▶ _BRIEF_: Locate every line in the records below that contains the word "определяется", and copy each one.
** start RECORDS SUPPLIED **
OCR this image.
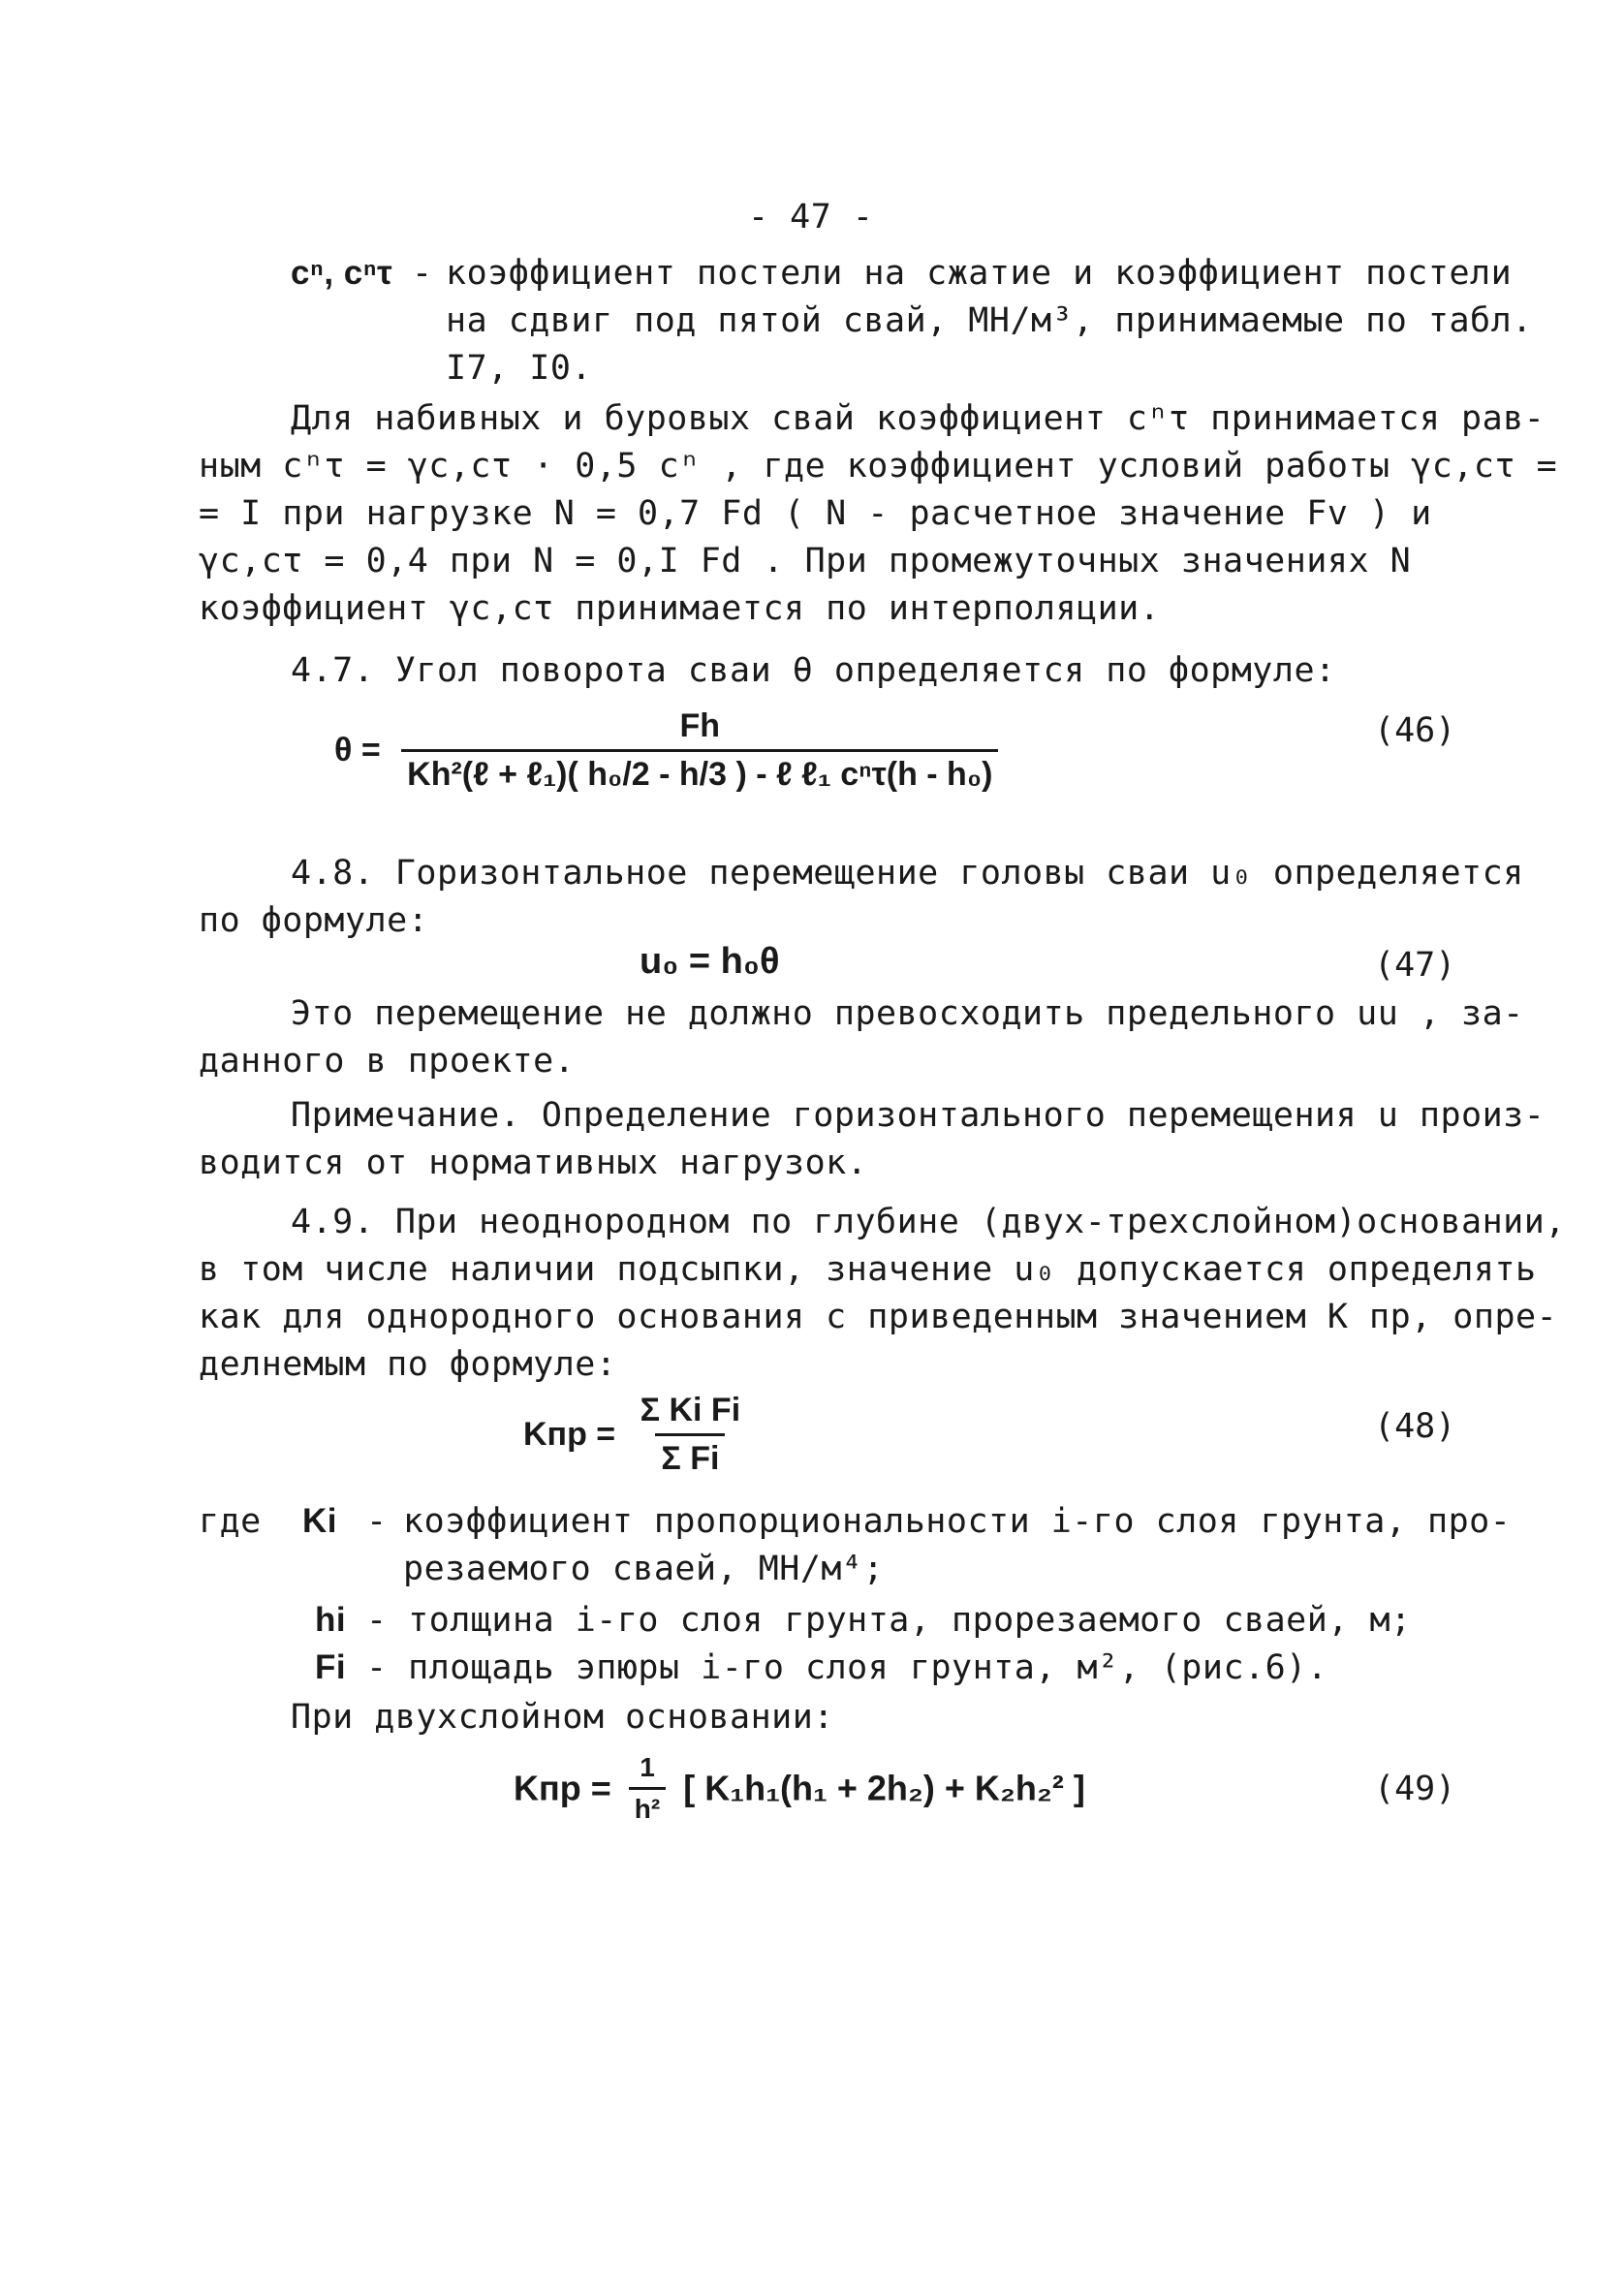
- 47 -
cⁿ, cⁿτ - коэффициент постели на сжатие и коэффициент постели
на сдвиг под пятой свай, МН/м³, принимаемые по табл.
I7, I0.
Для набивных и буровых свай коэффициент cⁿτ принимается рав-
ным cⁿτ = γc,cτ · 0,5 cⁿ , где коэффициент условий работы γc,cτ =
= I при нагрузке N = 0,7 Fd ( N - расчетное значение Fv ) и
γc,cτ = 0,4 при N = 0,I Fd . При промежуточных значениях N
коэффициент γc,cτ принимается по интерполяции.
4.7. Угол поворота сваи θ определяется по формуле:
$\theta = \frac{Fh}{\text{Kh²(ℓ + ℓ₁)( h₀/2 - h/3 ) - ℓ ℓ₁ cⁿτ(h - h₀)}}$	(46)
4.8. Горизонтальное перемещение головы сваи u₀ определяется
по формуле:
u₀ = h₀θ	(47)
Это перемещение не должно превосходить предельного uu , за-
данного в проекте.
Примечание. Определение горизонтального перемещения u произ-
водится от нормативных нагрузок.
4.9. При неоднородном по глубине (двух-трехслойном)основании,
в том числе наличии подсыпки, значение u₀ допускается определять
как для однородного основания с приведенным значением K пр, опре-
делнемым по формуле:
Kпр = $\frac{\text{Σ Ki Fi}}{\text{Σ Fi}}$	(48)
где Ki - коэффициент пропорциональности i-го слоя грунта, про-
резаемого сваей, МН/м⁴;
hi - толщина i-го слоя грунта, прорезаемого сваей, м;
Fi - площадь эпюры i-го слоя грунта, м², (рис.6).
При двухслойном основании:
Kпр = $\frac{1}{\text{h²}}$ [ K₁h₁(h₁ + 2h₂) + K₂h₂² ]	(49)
** end RECORDS SUPPLIED **
** start RECORDS SUPPLIED **
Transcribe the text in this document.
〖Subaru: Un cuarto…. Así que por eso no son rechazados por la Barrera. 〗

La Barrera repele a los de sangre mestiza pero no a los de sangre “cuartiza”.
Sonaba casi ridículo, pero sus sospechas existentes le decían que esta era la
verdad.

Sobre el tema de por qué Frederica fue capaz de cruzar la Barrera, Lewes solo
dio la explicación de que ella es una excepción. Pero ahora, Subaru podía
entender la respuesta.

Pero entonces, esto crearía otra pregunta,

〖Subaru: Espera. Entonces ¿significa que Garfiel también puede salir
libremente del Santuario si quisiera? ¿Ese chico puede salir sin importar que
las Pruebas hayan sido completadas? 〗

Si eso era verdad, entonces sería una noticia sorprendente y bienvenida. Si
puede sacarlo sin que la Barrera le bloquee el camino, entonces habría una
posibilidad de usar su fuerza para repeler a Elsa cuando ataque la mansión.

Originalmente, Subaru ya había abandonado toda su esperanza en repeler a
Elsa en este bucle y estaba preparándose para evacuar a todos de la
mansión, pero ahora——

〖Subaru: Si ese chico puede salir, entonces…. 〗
** end RECORDS SUPPLIED **
▶ _SOLVED PROBLEM_:
4.7. Угол поворота сваи θ определяется по формуле:
4.8. Горизонтальное перемещение головы сваи u₀ определяется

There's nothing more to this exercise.